**Your goal**. Could you copy every line from the material below in which "passenger" appears?

**Items**.
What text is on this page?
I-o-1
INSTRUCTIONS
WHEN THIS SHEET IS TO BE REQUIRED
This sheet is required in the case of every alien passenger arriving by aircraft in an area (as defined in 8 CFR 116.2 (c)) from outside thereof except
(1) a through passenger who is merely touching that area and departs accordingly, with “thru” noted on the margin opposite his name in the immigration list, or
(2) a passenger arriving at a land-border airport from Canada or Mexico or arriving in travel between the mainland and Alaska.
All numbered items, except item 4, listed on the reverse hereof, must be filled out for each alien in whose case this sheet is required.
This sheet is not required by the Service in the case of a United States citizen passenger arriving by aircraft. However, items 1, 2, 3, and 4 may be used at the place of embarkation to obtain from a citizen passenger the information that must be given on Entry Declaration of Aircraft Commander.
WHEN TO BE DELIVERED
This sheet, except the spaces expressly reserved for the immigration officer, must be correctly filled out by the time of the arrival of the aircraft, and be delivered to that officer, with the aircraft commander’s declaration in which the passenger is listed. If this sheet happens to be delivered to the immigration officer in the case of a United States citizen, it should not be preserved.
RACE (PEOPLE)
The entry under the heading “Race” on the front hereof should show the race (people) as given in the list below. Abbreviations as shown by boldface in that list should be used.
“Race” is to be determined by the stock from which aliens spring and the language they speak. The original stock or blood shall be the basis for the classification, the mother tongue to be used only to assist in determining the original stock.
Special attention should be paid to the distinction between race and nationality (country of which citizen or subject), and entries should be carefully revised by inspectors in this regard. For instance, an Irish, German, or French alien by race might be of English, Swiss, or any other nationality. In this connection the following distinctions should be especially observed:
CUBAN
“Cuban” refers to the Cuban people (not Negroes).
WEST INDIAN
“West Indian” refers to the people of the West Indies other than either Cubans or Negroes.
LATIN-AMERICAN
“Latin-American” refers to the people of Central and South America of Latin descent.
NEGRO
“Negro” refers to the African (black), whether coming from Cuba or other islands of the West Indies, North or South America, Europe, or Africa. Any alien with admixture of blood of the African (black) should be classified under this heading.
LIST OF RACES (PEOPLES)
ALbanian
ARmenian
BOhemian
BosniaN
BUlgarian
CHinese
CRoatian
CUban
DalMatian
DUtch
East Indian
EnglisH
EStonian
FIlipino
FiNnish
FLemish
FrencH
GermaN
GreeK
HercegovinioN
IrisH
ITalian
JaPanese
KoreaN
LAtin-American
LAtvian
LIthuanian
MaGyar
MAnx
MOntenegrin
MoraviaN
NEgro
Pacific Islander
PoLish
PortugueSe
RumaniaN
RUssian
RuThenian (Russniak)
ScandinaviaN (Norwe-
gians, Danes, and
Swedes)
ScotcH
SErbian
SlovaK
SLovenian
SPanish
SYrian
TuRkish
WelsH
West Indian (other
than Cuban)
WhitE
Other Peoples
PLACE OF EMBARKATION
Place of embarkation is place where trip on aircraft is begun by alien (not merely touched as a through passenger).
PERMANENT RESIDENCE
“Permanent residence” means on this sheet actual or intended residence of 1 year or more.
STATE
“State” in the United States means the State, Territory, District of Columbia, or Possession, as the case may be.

**Problem solution**.
This sheet is required in the case of every alien passenger arriving by aircraft in an area (as defined in 8 CFR 116.2 (c)) from outside thereof except
(1) a through passenger who is merely touching that area and departs accordingly, with “thru” noted on the margin opposite his name in the immigration list, or
(2) a passenger arriving at a land-border airport from Canada or Mexico or arriving in travel between the mainland and Alaska.
This sheet is not required by the Service in the case of a United States citizen passenger arriving by aircraft. However, items 1, 2, 3, and 4 may be used at the place of embarkation to obtain from a citizen passenger the information that must be given on Entry Declaration of Aircraft Commander.
This sheet, except the spaces expressly reserved for the immigration officer, must be correctly filled out by the time of the arrival of the aircraft, and be delivered to that officer, with the aircraft commander’s declaration in which the passenger is listed. If this sheet happens to be delivered to the immigration officer in the case of a United States citizen, it should not be preserved.
Place of embarkation is place where trip on aircraft is begun by alien (not merely touched as a through passenger).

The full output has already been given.